Look for "this" in the listing below. Gather each line that contains it.

# Dataset excerpts
** Begin **
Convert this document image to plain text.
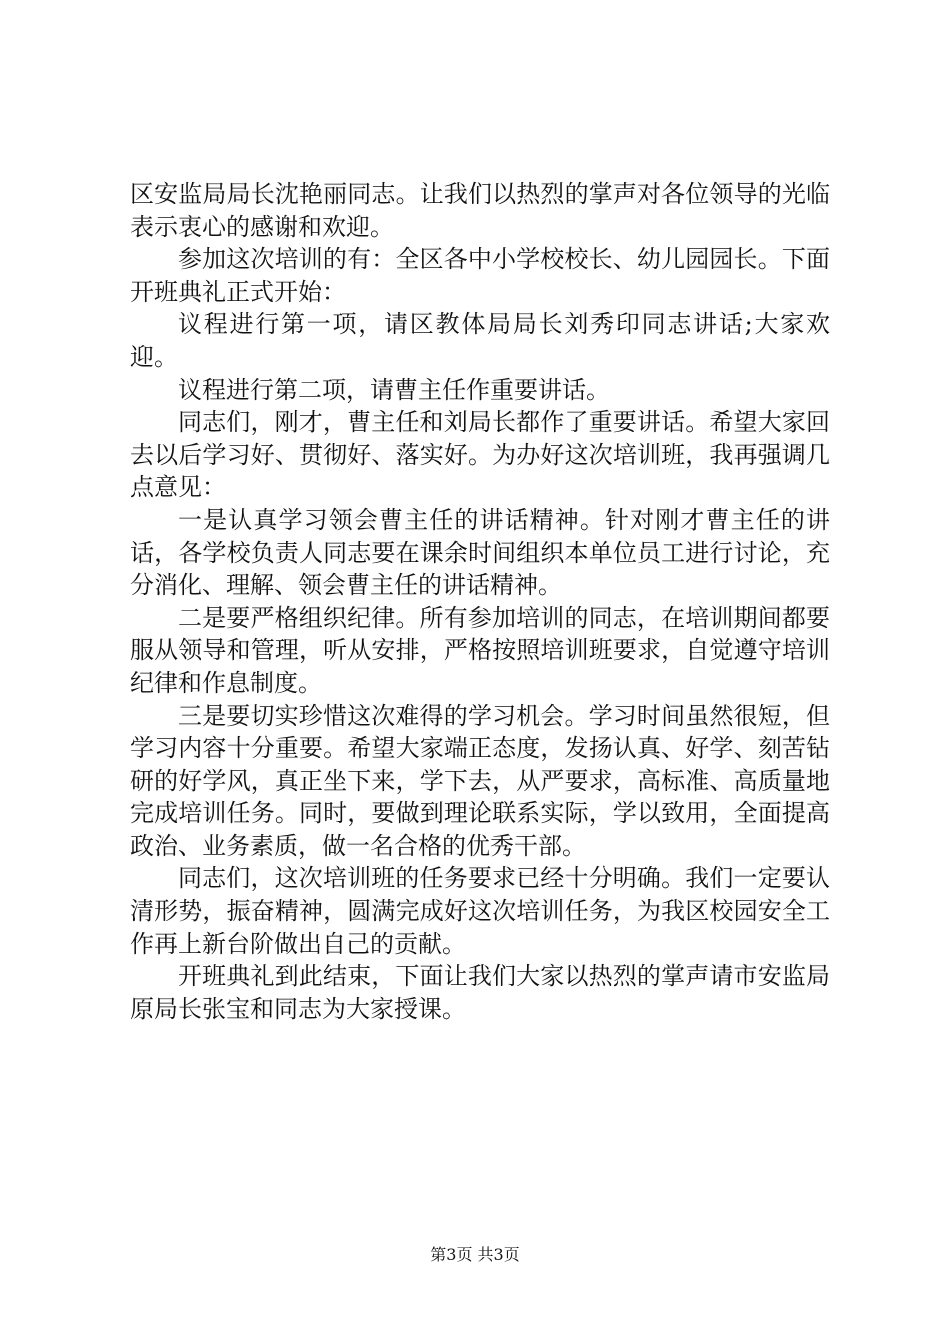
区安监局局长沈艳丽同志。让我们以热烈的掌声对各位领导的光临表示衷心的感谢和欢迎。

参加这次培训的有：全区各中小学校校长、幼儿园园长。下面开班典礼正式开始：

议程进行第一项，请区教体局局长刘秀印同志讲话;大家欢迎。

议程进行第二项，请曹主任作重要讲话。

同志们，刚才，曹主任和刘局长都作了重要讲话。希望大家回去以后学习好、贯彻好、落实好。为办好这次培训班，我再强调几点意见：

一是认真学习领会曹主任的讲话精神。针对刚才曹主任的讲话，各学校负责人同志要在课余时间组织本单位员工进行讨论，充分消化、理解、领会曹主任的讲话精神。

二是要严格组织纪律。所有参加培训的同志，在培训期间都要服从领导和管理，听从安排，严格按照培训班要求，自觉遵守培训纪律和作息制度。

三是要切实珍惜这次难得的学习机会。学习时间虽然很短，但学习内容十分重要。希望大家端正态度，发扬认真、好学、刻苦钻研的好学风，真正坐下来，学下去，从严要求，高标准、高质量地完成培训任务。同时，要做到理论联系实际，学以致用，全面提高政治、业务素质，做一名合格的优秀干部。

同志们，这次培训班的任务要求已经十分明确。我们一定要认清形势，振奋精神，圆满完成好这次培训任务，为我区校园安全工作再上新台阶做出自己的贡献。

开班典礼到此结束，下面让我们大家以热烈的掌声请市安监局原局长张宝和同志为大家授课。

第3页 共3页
** End **
** Begin **
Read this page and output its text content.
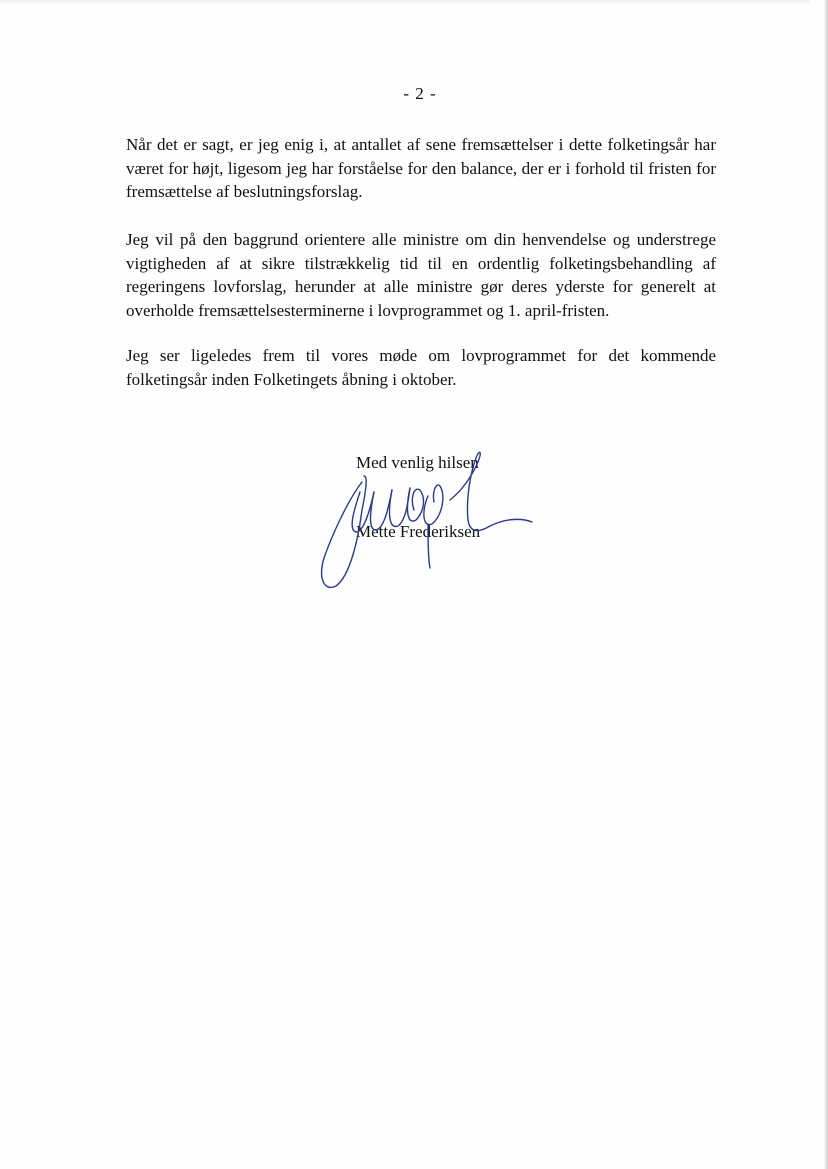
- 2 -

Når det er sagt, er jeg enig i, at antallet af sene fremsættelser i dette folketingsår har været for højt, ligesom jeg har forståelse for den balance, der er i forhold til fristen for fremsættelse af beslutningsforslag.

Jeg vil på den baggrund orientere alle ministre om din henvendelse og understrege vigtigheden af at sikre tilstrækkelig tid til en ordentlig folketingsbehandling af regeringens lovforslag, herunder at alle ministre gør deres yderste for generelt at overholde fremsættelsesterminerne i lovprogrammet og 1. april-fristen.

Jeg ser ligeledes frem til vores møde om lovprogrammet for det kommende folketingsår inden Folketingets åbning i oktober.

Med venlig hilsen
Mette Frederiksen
** End **
# Worked solution
Convert this document image to plain text.
Read this page and output its text content.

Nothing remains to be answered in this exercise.